* [Task goal] Set the data down again, exactly as it reads, but without the pictures.

-- Given entries start --

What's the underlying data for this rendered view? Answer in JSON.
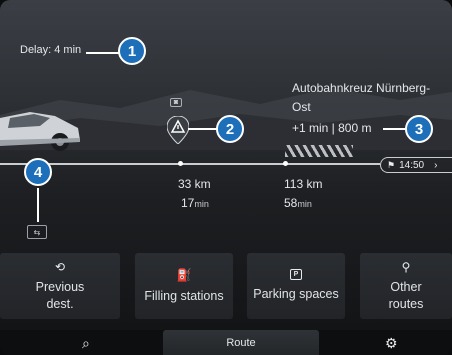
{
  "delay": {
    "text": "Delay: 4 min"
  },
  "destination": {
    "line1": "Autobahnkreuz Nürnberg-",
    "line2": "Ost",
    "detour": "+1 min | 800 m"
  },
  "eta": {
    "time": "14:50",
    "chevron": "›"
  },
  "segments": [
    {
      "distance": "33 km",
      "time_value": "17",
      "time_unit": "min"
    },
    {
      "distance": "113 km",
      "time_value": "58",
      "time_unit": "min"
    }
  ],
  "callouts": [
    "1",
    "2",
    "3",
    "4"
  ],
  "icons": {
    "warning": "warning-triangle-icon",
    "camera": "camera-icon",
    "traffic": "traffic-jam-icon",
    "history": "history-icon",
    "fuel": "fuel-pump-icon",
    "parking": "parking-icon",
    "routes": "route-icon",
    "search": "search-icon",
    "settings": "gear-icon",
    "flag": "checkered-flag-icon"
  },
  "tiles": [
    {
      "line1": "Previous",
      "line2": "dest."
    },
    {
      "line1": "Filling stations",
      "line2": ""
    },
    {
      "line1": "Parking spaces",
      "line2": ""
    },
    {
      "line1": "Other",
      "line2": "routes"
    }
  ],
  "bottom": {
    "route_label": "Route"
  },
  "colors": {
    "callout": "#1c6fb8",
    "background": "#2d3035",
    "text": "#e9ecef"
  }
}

-- Given entries end --

* [Exercise solution]
What's the underlying data for this rendered view? Answer in JSON.
{
  "delay": {
    "text": "Delay: 4 min"
  },
  "destination": {
    "line1": "Autobahnkreuz Nürnberg-",
    "line2": "Ost",
    "detour": "+1 min | 800 m"
  },
  "eta": {
    "time": "14:50",
    "chevron": "›"
  },
  "segments": [
    {
      "distance": "33 km",
      "time_value": "17",
      "time_unit": "min"
    },
    {
      "distance": "113 km",
      "time_value": "58",
      "time_unit": "min"
    }
  ],
  "callouts": [
    "1",
    "2",
    "3",
    "4"
  ],
  "icons": {
    "warning": "warning-triangle-icon",
    "camera": "camera-icon",
    "traffic": "traffic-jam-icon",
    "history": "history-icon",
    "fuel": "fuel-pump-icon",
    "parking": "parking-icon",
    "routes": "route-icon",
    "search": "search-icon",
    "settings": "gear-icon",
    "flag": "checkered-flag-icon"
  },
  "tiles": [
    {
      "line1": "Previous",
      "line2": "dest."
    },
    {
      "line1": "Filling stations",
      "line2": ""
    },
    {
      "line1": "Parking spaces",
      "line2": ""
    },
    {
      "line1": "Other",
      "line2": "routes"
    }
  ],
  "bottom": {
    "route_label": "Route"
  },
  "colors": {
    "callout": "#1c6fb8",
    "background": "#2d3035",
    "text": "#e9ecef"
  }
}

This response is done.